* PROBLEM *
Reproduce all the material exactly, minus any pictures it holds.

* EXERCISE DATA *

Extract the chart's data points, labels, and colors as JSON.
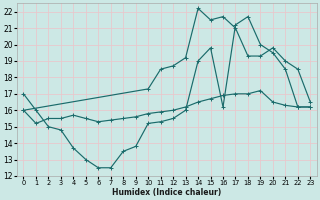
{
  "xlabel": "Humidex (Indice chaleur)",
  "bg_color": "#cce8e5",
  "grid_color": "#b8d8d5",
  "line_color": "#1a6b6b",
  "xlim": [
    -0.5,
    23.5
  ],
  "ylim": [
    12,
    22.5
  ],
  "yticks": [
    12,
    13,
    14,
    15,
    16,
    17,
    18,
    19,
    20,
    21,
    22
  ],
  "xticks": [
    0,
    1,
    2,
    3,
    4,
    5,
    6,
    7,
    8,
    9,
    10,
    11,
    12,
    13,
    14,
    15,
    16,
    17,
    18,
    19,
    20,
    21,
    22,
    23
  ],
  "series": [
    {
      "x": [
        0,
        1,
        2,
        3,
        4,
        5,
        6,
        7,
        8,
        9,
        10,
        11,
        12,
        13,
        14,
        15,
        16,
        17,
        18,
        19,
        20,
        21,
        22,
        23
      ],
      "y": [
        17,
        16,
        15,
        14.8,
        13.7,
        13.0,
        12.5,
        12.5,
        13.5,
        13.8,
        15.2,
        15.3,
        15.5,
        16.0,
        19.0,
        19.8,
        16.2,
        21.2,
        21.7,
        20.0,
        19.5,
        18.5,
        16.2,
        16.2
      ]
    },
    {
      "x": [
        0,
        1,
        2,
        3,
        4,
        5,
        6,
        7,
        8,
        9,
        10,
        11,
        12,
        13,
        14,
        15,
        16,
        17,
        18,
        19,
        20,
        21,
        22,
        23
      ],
      "y": [
        16.0,
        15.2,
        15.5,
        15.5,
        15.7,
        15.5,
        15.3,
        15.4,
        15.5,
        15.6,
        15.8,
        15.9,
        16.0,
        16.2,
        16.5,
        16.7,
        16.9,
        17.0,
        17.0,
        17.2,
        16.5,
        16.3,
        16.2,
        16.2
      ]
    },
    {
      "x": [
        0,
        10,
        11,
        12,
        13,
        14,
        15,
        16,
        17,
        18,
        19,
        20,
        21,
        22,
        23
      ],
      "y": [
        16.0,
        17.3,
        18.5,
        18.7,
        19.2,
        22.2,
        21.5,
        21.7,
        21.0,
        19.3,
        19.3,
        19.8,
        19.0,
        18.5,
        16.5
      ]
    }
  ]
}
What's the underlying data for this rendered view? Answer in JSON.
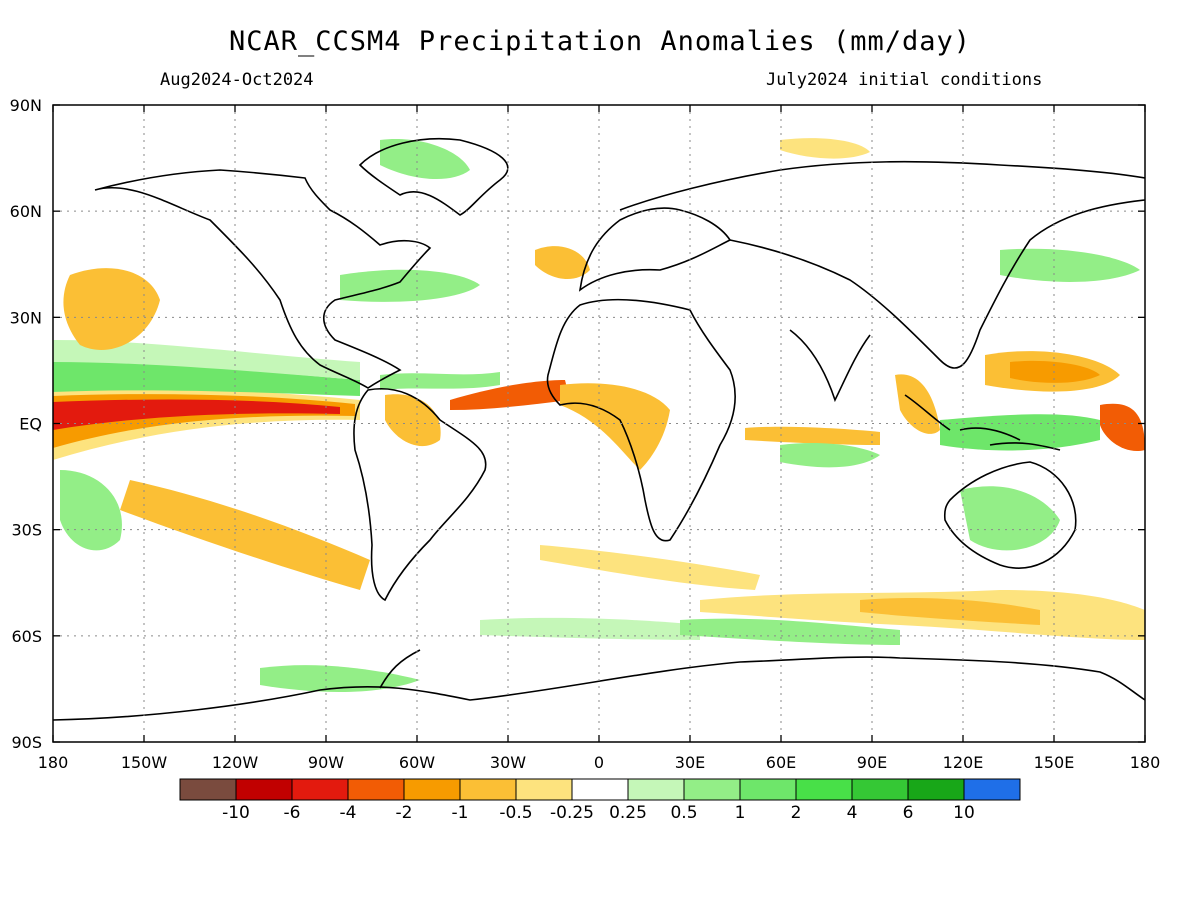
{
  "title": "NCAR_CCSM4 Precipitation Anomalies (mm/day)",
  "period": "Aug2024-Oct2024",
  "initial_conditions": "July2024 initial conditions",
  "lat_labels": [
    "90N",
    "60N",
    "30N",
    "EQ",
    "30S",
    "60S",
    "90S"
  ],
  "lon_labels": [
    "180",
    "150W",
    "120W",
    "90W",
    "60W",
    "30W",
    "0",
    "30E",
    "60E",
    "90E",
    "120E",
    "150E",
    "180"
  ],
  "colorbar": {
    "colors": [
      "#7a4b3e",
      "#c10000",
      "#e31a0e",
      "#f25c05",
      "#f79b00",
      "#fbbf35",
      "#fde37e",
      "#ffffff",
      "#c5f7b8",
      "#93ee87",
      "#6ee66a",
      "#48e048",
      "#35c835",
      "#18a718",
      "#1f6fe8"
    ],
    "labels": [
      "-10",
      "-6",
      "-4",
      "-2",
      "-1",
      "-0.5",
      "-0.25",
      "0.25",
      "0.5",
      "1",
      "2",
      "4",
      "6",
      "10"
    ]
  },
  "colors": {
    "dry_light": "#fde37e",
    "dry_mid": "#fbbf35",
    "dry_strong": "#f79b00",
    "dry_very": "#f25c05",
    "dry_extreme": "#e31a0e",
    "wet_light": "#c5f7b8",
    "wet_mid": "#93ee87",
    "wet_strong": "#6ee66a",
    "wet_very": "#48e048"
  }
}
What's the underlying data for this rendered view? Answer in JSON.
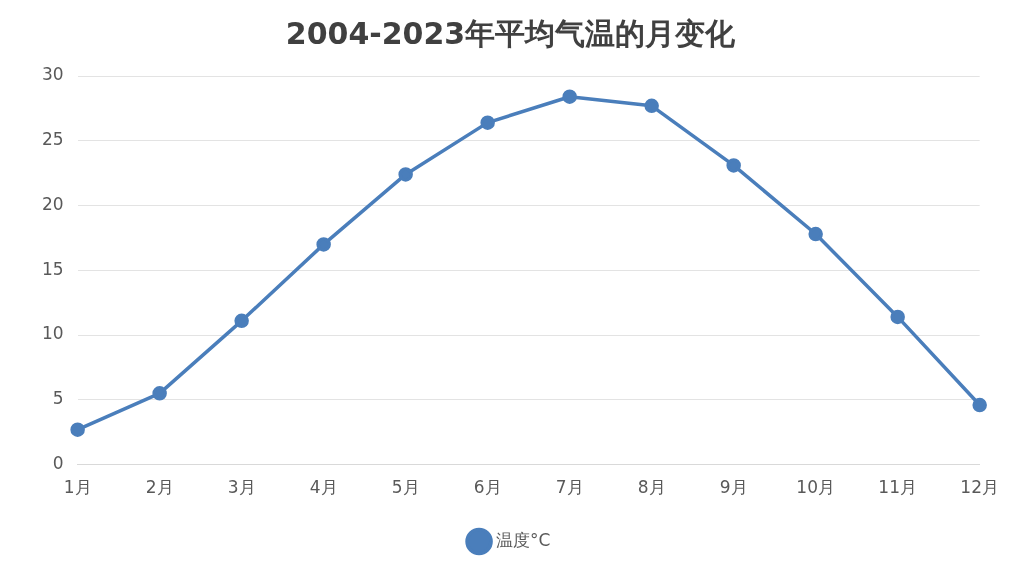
{
  "chart_data": {
    "type": "line",
    "title": "2004-2023年平均气温的月变化",
    "categories": [
      "1月",
      "2月",
      "3月",
      "4月",
      "5月",
      "6月",
      "7月",
      "8月",
      "9月",
      "10月",
      "11月",
      "12月"
    ],
    "series": [
      {
        "name": "温度°C",
        "color": "#4a7ebb",
        "values": [
          2.7,
          5.5,
          11.1,
          17.0,
          22.4,
          26.4,
          28.4,
          27.7,
          23.1,
          17.8,
          11.4,
          4.6
        ]
      }
    ],
    "ylim": [
      0,
      30
    ],
    "yticks": [
      0,
      5,
      10,
      15,
      20,
      25,
      30
    ],
    "grid": "y",
    "legend": "bottom",
    "marker": "circle",
    "line_style": "solid"
  }
}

* CORRECT RESPONSE *
Extract the chart's data points, labels, and colors as JSON.
{
  "xlabel": "Humidex (Indice chaleur)",
  "bg_color": "#cce8e5",
  "grid_color": "#b8d8d5",
  "line_color": "#1a6b6b",
  "xlim": [
    -0.5,
    23.5
  ],
  "ylim": [
    12,
    22.5
  ],
  "yticks": [
    12,
    13,
    14,
    15,
    16,
    17,
    18,
    19,
    20,
    21,
    22
  ],
  "xticks": [
    0,
    1,
    2,
    3,
    4,
    5,
    6,
    7,
    8,
    9,
    10,
    11,
    12,
    13,
    14,
    15,
    16,
    17,
    18,
    19,
    20,
    21,
    22,
    23
  ],
  "series": [
    {
      "x": [
        0,
        1,
        2,
        3,
        4,
        5,
        6,
        7,
        8,
        9,
        10,
        11,
        12,
        13,
        14,
        15,
        16,
        17,
        18,
        19,
        20,
        21,
        22,
        23
      ],
      "y": [
        17,
        16,
        15,
        14.8,
        13.7,
        13.0,
        12.5,
        12.5,
        13.5,
        13.8,
        15.2,
        15.3,
        15.5,
        16.0,
        19.0,
        19.8,
        16.2,
        21.2,
        21.7,
        20.0,
        19.5,
        18.5,
        16.2,
        16.2
      ]
    },
    {
      "x": [
        0,
        1,
        2,
        3,
        4,
        5,
        6,
        7,
        8,
        9,
        10,
        11,
        12,
        13,
        14,
        15,
        16,
        17,
        18,
        19,
        20,
        21,
        22,
        23
      ],
      "y": [
        16.0,
        15.2,
        15.5,
        15.5,
        15.7,
        15.5,
        15.3,
        15.4,
        15.5,
        15.6,
        15.8,
        15.9,
        16.0,
        16.2,
        16.5,
        16.7,
        16.9,
        17.0,
        17.0,
        17.2,
        16.5,
        16.3,
        16.2,
        16.2
      ]
    },
    {
      "x": [
        0,
        10,
        11,
        12,
        13,
        14,
        15,
        16,
        17,
        18,
        19,
        20,
        21,
        22,
        23
      ],
      "y": [
        16.0,
        17.3,
        18.5,
        18.7,
        19.2,
        22.2,
        21.5,
        21.7,
        21.0,
        19.3,
        19.3,
        19.8,
        19.0,
        18.5,
        16.5
      ]
    }
  ]
}
What's the underlying data for this rendered view? Answer in JSON.
{
  "title": "NCAR_CCSM4 Precipitation Anomalies (mm/day)",
  "period": "Aug2024-Oct2024",
  "initial_conditions": "July2024 initial conditions",
  "lat_labels": [
    "90N",
    "60N",
    "30N",
    "EQ",
    "30S",
    "60S",
    "90S"
  ],
  "lon_labels": [
    "180",
    "150W",
    "120W",
    "90W",
    "60W",
    "30W",
    "0",
    "30E",
    "60E",
    "90E",
    "120E",
    "150E",
    "180"
  ],
  "colorbar": {
    "colors": [
      "#7a4b3e",
      "#c10000",
      "#e31a0e",
      "#f25c05",
      "#f79b00",
      "#fbbf35",
      "#fde37e",
      "#ffffff",
      "#c5f7b8",
      "#93ee87",
      "#6ee66a",
      "#48e048",
      "#35c835",
      "#18a718",
      "#1f6fe8"
    ],
    "labels": [
      "-10",
      "-6",
      "-4",
      "-2",
      "-1",
      "-0.5",
      "-0.25",
      "0.25",
      "0.5",
      "1",
      "2",
      "4",
      "6",
      "10"
    ]
  },
  "colors": {
    "dry_light": "#fde37e",
    "dry_mid": "#fbbf35",
    "dry_strong": "#f79b00",
    "dry_very": "#f25c05",
    "dry_extreme": "#e31a0e",
    "wet_light": "#c5f7b8",
    "wet_mid": "#93ee87",
    "wet_strong": "#6ee66a",
    "wet_very": "#48e048"
  }
}
What's the underlying data for this rendered view? Answer in JSON.
{
  "chart_data": {
    "type": "line",
    "title": "2004-2023年平均气温的月变化",
    "categories": [
      "1月",
      "2月",
      "3月",
      "4月",
      "5月",
      "6月",
      "7月",
      "8月",
      "9月",
      "10月",
      "11月",
      "12月"
    ],
    "series": [
      {
        "name": "温度°C",
        "color": "#4a7ebb",
        "values": [
          2.7,
          5.5,
          11.1,
          17.0,
          22.4,
          26.4,
          28.4,
          27.7,
          23.1,
          17.8,
          11.4,
          4.6
        ]
      }
    ],
    "ylim": [
      0,
      30
    ],
    "yticks": [
      0,
      5,
      10,
      15,
      20,
      25,
      30
    ],
    "grid": "y",
    "legend": "bottom",
    "marker": "circle",
    "line_style": "solid"
  }
}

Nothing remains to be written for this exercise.